» **Written instruction**:
Look through the records that follow. Copy every line containing the word "собак".

» **Material for this task**:
-------------------------

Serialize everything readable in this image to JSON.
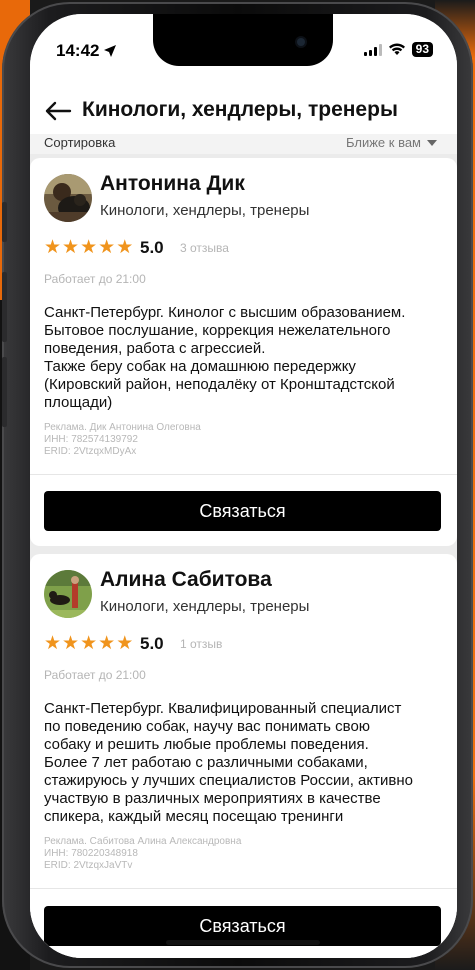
{
  "status_bar": {
    "time": "14:42",
    "battery": "93"
  },
  "header": {
    "title": "Кинологи, хендлеры, тренеры"
  },
  "sort": {
    "label": "Сортировка",
    "value": "Ближе к вам"
  },
  "listings": [
    {
      "name": "Антонина Дик",
      "category": "Кинологи, хендлеры, тренеры",
      "rating": "5.0",
      "stars": 5,
      "reviews": "3 отзыва",
      "hours": "Работает до 21:00",
      "description": "Санкт-Петербург. Кинолог с высшим образованием.\nБытовое послушание, коррекция нежелательного\nповедения, работа с агрессией.\nТакже беру собак на домашнюю передержку\n(Кировский район, неподалёку от Кронштадстской\nплощади)",
      "ad_line1": "Реклама. Дик Антонина Олеговна",
      "ad_line2": "ИНН: 782574139792",
      "ad_line3": "ERID: 2VtzqxMDyAx",
      "button": "Связаться"
    },
    {
      "name": "Алина Сабитова",
      "category": "Кинологи, хендлеры, тренеры",
      "rating": "5.0",
      "stars": 5,
      "reviews": "1 отзыв",
      "hours": "Работает до 21:00",
      "description": "Санкт-Петербург. Квалифицированный специалист\nпо поведению собак, научу вас понимать свою\nсобаку и решить любые проблемы поведения.\nБолее 7 лет работаю с различными собаками,\nстажируюсь у лучших специалистов России, активно\nучаствую в различных мероприятиях в качестве\nспикера, каждый месяц посещаю тренинги",
      "ad_line1": "Реклама. Сабитова Алина Александровна",
      "ad_line2": "ИНН: 780220348918",
      "ad_line3": "ERID: 2VtzqxJaVTv",
      "button": "Связаться"
    }
  ],
  "colors": {
    "star": "#f0941d",
    "button_bg": "#000000",
    "accent_bg": "#ef6d0c"
  }
}
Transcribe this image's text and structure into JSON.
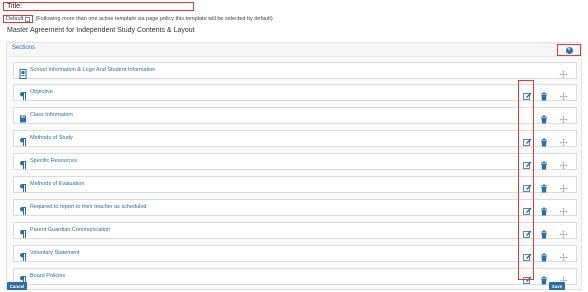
{
  "form": {
    "title_label": "Title:",
    "default_label": "Default",
    "default_note": "(Following more than one active template via page policy this template will be selected by default)",
    "page_title": "Master Agreement for Independent Study Contents & Layout"
  },
  "sections": {
    "header": "Sections",
    "items": [
      {
        "label": "School Information & Logo And Student Information",
        "icon": "school-info-icon"
      },
      {
        "label": "Objective",
        "icon": "paragraph-icon"
      },
      {
        "label": "Class Information",
        "icon": "book-icon"
      },
      {
        "label": "Methods of Study",
        "icon": "paragraph-icon"
      },
      {
        "label": "Specific Resources",
        "icon": "paragraph-icon"
      },
      {
        "label": "Methods of Evaluation",
        "icon": "paragraph-icon"
      },
      {
        "label": "Required to report to their teacher as scheduled",
        "icon": "paragraph-icon"
      },
      {
        "label": "Parent Guardian Communication",
        "icon": "paragraph-icon"
      },
      {
        "label": "Voluntary Statement",
        "icon": "paragraph-icon"
      },
      {
        "label": "Board Policies",
        "icon": "paragraph-icon"
      }
    ]
  },
  "buttons": {
    "cancel": "Cancel",
    "save": "Save"
  },
  "colors": {
    "accent": "#2e6da4",
    "highlight": "#e53935"
  }
}
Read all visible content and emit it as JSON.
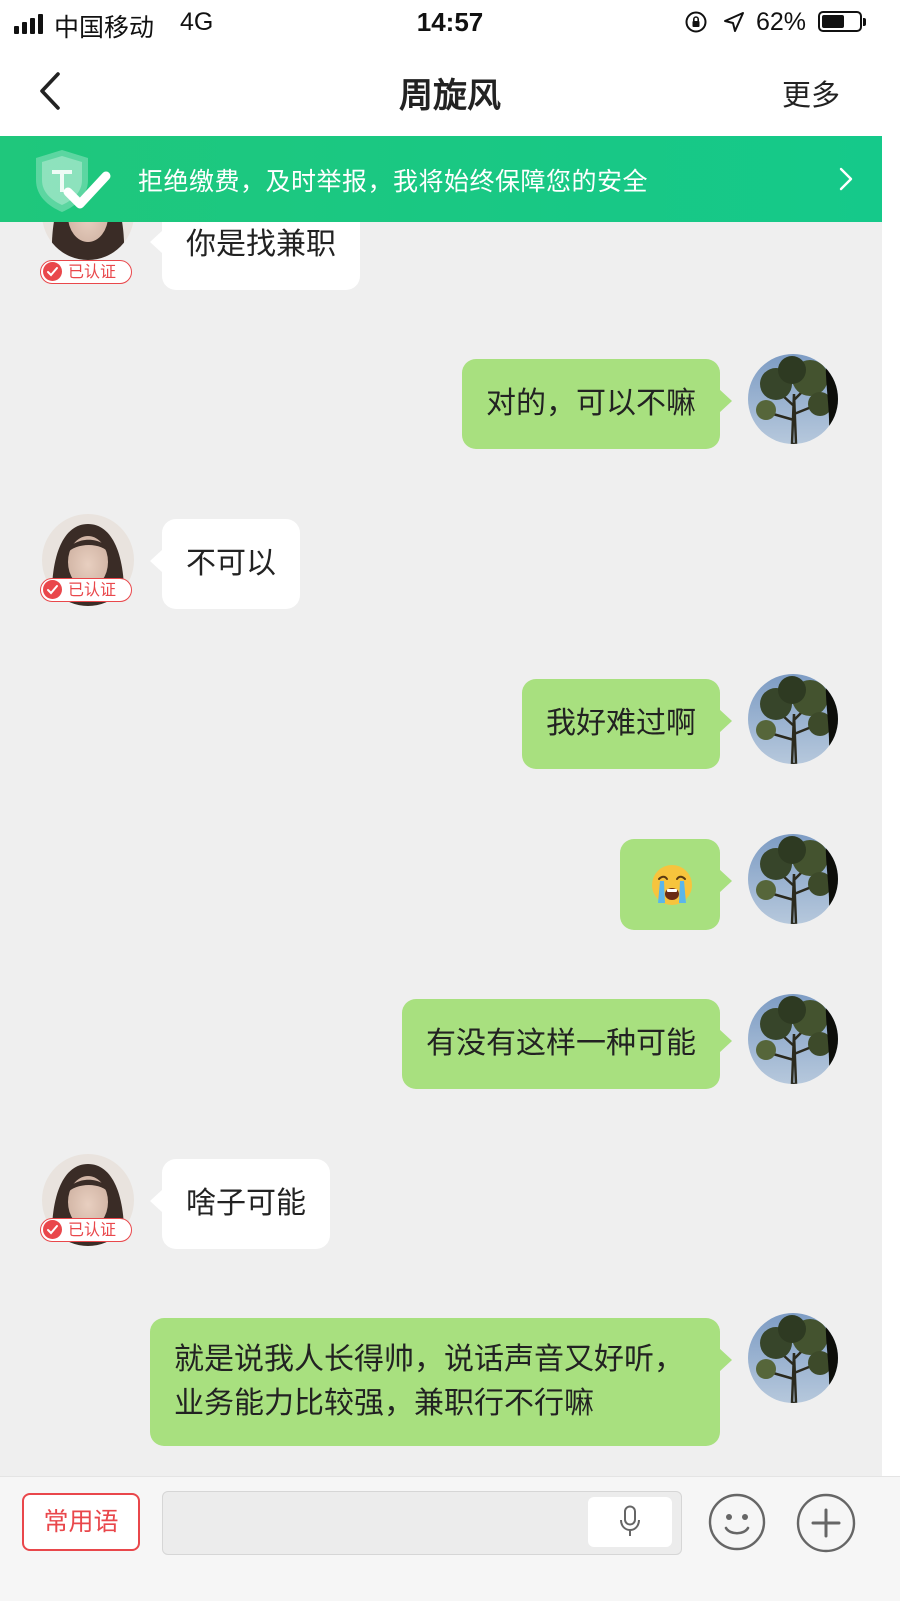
{
  "status_bar": {
    "carrier": "中国移动",
    "network": "4G",
    "time": "14:57",
    "battery": "62%",
    "battery_level": 0.62
  },
  "nav": {
    "title": "周旋风",
    "more_label": "更多"
  },
  "banner": {
    "text": "拒绝缴费，及时举报，我将始终保障您的安全"
  },
  "verified_label": "已认证",
  "messages": [
    {
      "side": "left",
      "text": "你是找兼职"
    },
    {
      "side": "right",
      "text": "对的，可以不嘛"
    },
    {
      "side": "left",
      "text": "不可以"
    },
    {
      "side": "right",
      "text": "我好难过啊"
    },
    {
      "side": "right",
      "emoji": "crying-face"
    },
    {
      "side": "right",
      "text": "有没有这样一种可能"
    },
    {
      "side": "left",
      "text": "啥子可能"
    },
    {
      "side": "right",
      "text": "就是说我人长得帅，说话声音又好听，业务能力比较强，兼职行不行嘛"
    }
  ],
  "bottom_bar": {
    "phrases_label": "常用语",
    "input_value": "",
    "icons": [
      "microphone-icon",
      "smiley-icon",
      "plus-icon"
    ]
  },
  "colors": {
    "banner": "#1fc77c",
    "my_bubble": "#a8e07f",
    "their_bubble": "#ffffff",
    "verified": "#e9474b",
    "background": "#efefef"
  }
}
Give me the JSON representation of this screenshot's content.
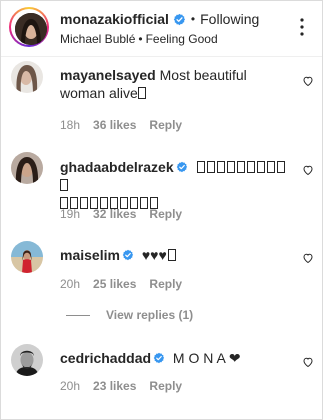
{
  "header": {
    "username": "monazakiofficial",
    "separator": "•",
    "follow_status": "Following",
    "music_artist": "Michael Bublé",
    "music_separator": "•",
    "music_title": "Feeling Good"
  },
  "comments": [
    {
      "username": "mayanelsayed",
      "verified": false,
      "text_line1": "Most beautiful",
      "text_line2": "woman alive",
      "age": "18h",
      "likes": "36 likes",
      "reply": "Reply"
    },
    {
      "username": "ghadaabdelrazek",
      "verified": true,
      "text_line1": "",
      "text_line2": "",
      "age": "19h",
      "likes": "32 likes",
      "reply": "Reply"
    },
    {
      "username": "maiselim",
      "verified": true,
      "text_line1": "♥♥♥",
      "age": "20h",
      "likes": "25 likes",
      "reply": "Reply"
    },
    {
      "username": "cedrichaddad",
      "verified": true,
      "text_line1": "M O N A ❤",
      "age": "20h",
      "likes": "23 likes",
      "reply": "Reply"
    }
  ],
  "view_replies": "View replies (1)",
  "colors": {
    "text": "#262626",
    "muted": "#8e8e8e",
    "verified_blue": "#3897f0",
    "border": "#dbdbdb"
  },
  "icons": [
    "verified-badge-icon",
    "more-options-icon",
    "heart-icon"
  ]
}
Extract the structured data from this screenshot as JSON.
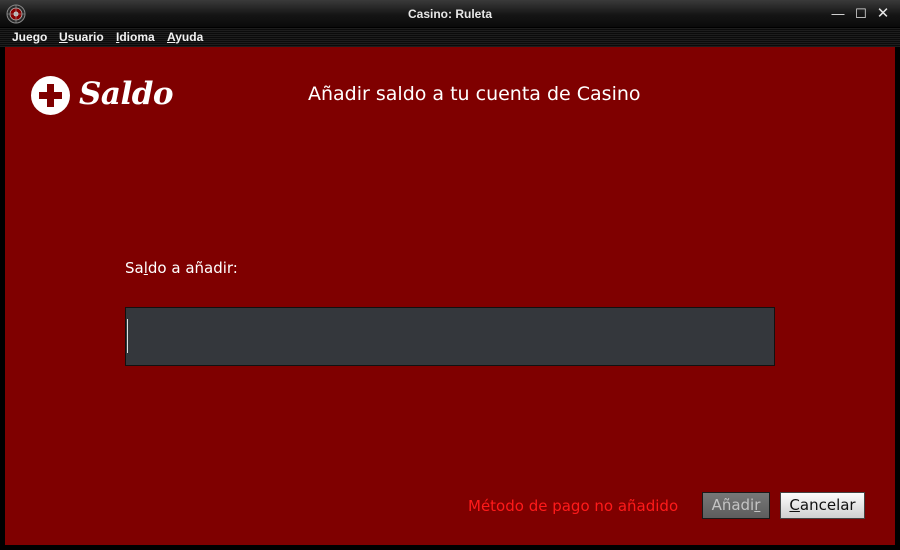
{
  "window": {
    "title": "Casino: Ruleta",
    "controls": {
      "minimize": "—",
      "maximize": "☐",
      "close": "✕"
    }
  },
  "menu": [
    {
      "pre": "Jue",
      "mnemonic": "g",
      "post": "o"
    },
    {
      "pre": "",
      "mnemonic": "U",
      "post": "suario"
    },
    {
      "pre": "",
      "mnemonic": "I",
      "post": "dioma"
    },
    {
      "pre": "",
      "mnemonic": "A",
      "post": "yuda"
    }
  ],
  "header": {
    "logo_text": "Saldo",
    "title": "Añadir saldo a tu cuenta de Casino"
  },
  "form": {
    "label_pre": "Sa",
    "label_mnemonic": "l",
    "label_post": "do a añadir:",
    "amount_value": ""
  },
  "status": {
    "message": "Método de pago no añadido",
    "color": "#ff1a1a"
  },
  "buttons": {
    "add": {
      "pre": "Añadi",
      "mnemonic": "r",
      "post": "",
      "enabled": false
    },
    "cancel": {
      "pre": "",
      "mnemonic": "C",
      "post": "ancelar",
      "enabled": true
    }
  },
  "colors": {
    "background": "#7f0000",
    "input_bg": "#34373c"
  }
}
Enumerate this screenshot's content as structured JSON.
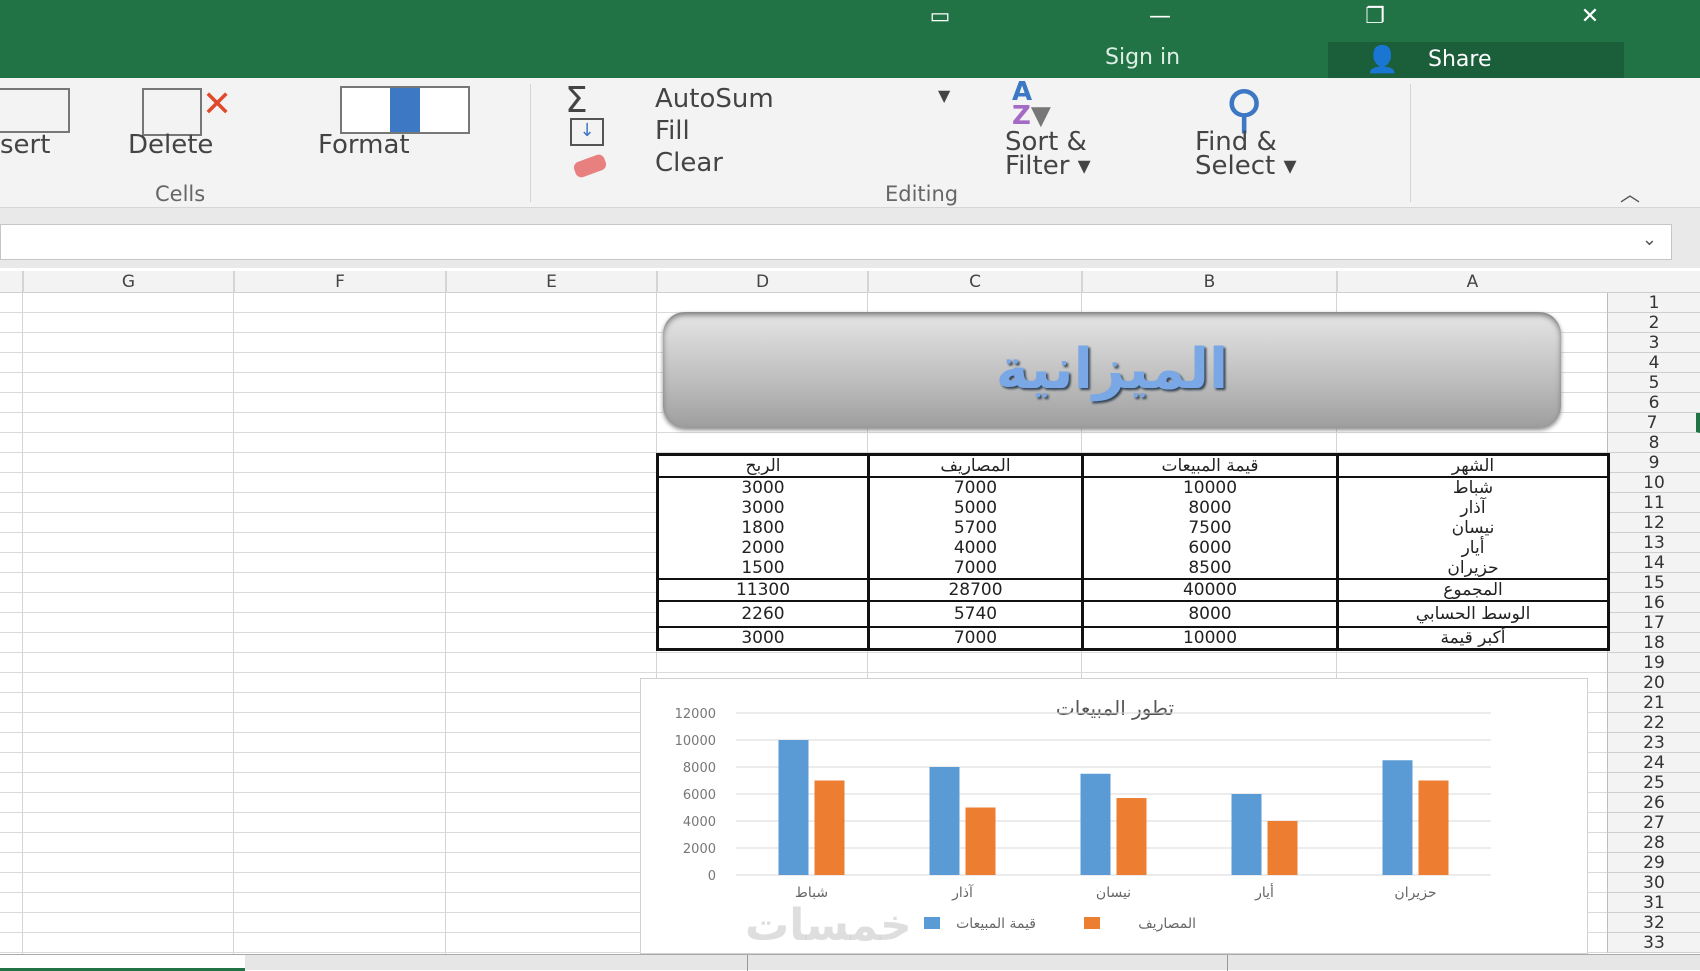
{
  "window": {
    "controls": [
      "ribbon-display-icon",
      "minimize-icon",
      "restore-icon",
      "close-icon"
    ],
    "sign_in": "Sign in",
    "share": "Share"
  },
  "ribbon": {
    "cells": {
      "insert": "sert",
      "delete": "Delete",
      "format": "Format",
      "group": "Cells"
    },
    "editing": {
      "autosum": "AutoSum",
      "fill": "Fill",
      "clear": "Clear",
      "sort_filter_1": "Sort &",
      "sort_filter_2": "Filter",
      "find_select_1": "Find &",
      "find_select_2": "Select",
      "group": "Editing"
    }
  },
  "columns": [
    "G",
    "F",
    "E",
    "D",
    "C",
    "B",
    "A"
  ],
  "banner": {
    "title": "الميزانية"
  },
  "table": {
    "headers": [
      "الربح",
      "المصاريف",
      "قيمة المبيعات",
      "الشهر"
    ],
    "rows": [
      [
        "3000",
        "7000",
        "10000",
        "شباط"
      ],
      [
        "3000",
        "5000",
        "8000",
        "آذار"
      ],
      [
        "1800",
        "5700",
        "7500",
        "نيسان"
      ],
      [
        "2000",
        "4000",
        "6000",
        "أيار"
      ],
      [
        "1500",
        "7000",
        "8500",
        "حزيران"
      ]
    ],
    "total": [
      "11300",
      "28700",
      "40000",
      "المجموع"
    ],
    "average": [
      "2260",
      "5740",
      "8000",
      "الوسط الحسابي"
    ],
    "max": [
      "3000",
      "7000",
      "10000",
      "أكبر قيمة"
    ]
  },
  "chart_data": {
    "type": "bar",
    "title": "تطور المبيعات",
    "categories": [
      "شباط",
      "آذار",
      "نيسان",
      "أيار",
      "حزيران"
    ],
    "series": [
      {
        "name": "قيمة المبيعات",
        "values": [
          10000,
          8000,
          7500,
          6000,
          8500
        ],
        "color": "#5b9bd5"
      },
      {
        "name": "المصاريف",
        "values": [
          7000,
          5000,
          5700,
          4000,
          7000
        ],
        "color": "#ed7d31"
      }
    ],
    "yticks": [
      "0",
      "2000",
      "4000",
      "6000",
      "8000",
      "10000",
      "12000"
    ],
    "ylim": [
      0,
      12000
    ],
    "grid": true,
    "legend": "bottom"
  },
  "colors": {
    "titlebar": "#217346"
  }
}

-------------------------

» **Final result**:
      "description": "Санкт-Петербург. Кинолог с высшим образованием.\nБытовое послушание, коррекция нежелательного\nповедения, работа с агрессией.\nТакже беру собак на домашнюю передержку\n(Кировский район, неподалёку от Кронштадстской\nплощади)",
      "description": "Санкт-Петербург. Квалифицированный специалист\nпо поведению собак, научу вас понимать свою\nсобаку и решить любые проблемы поведения.\nБолее 7 лет работаю с различными собаками,\nстажируюсь у лучших специалистов России, активно\nучаствую в различных мероприятиях в качестве\nспикера, каждый месяц посещаю тренинги",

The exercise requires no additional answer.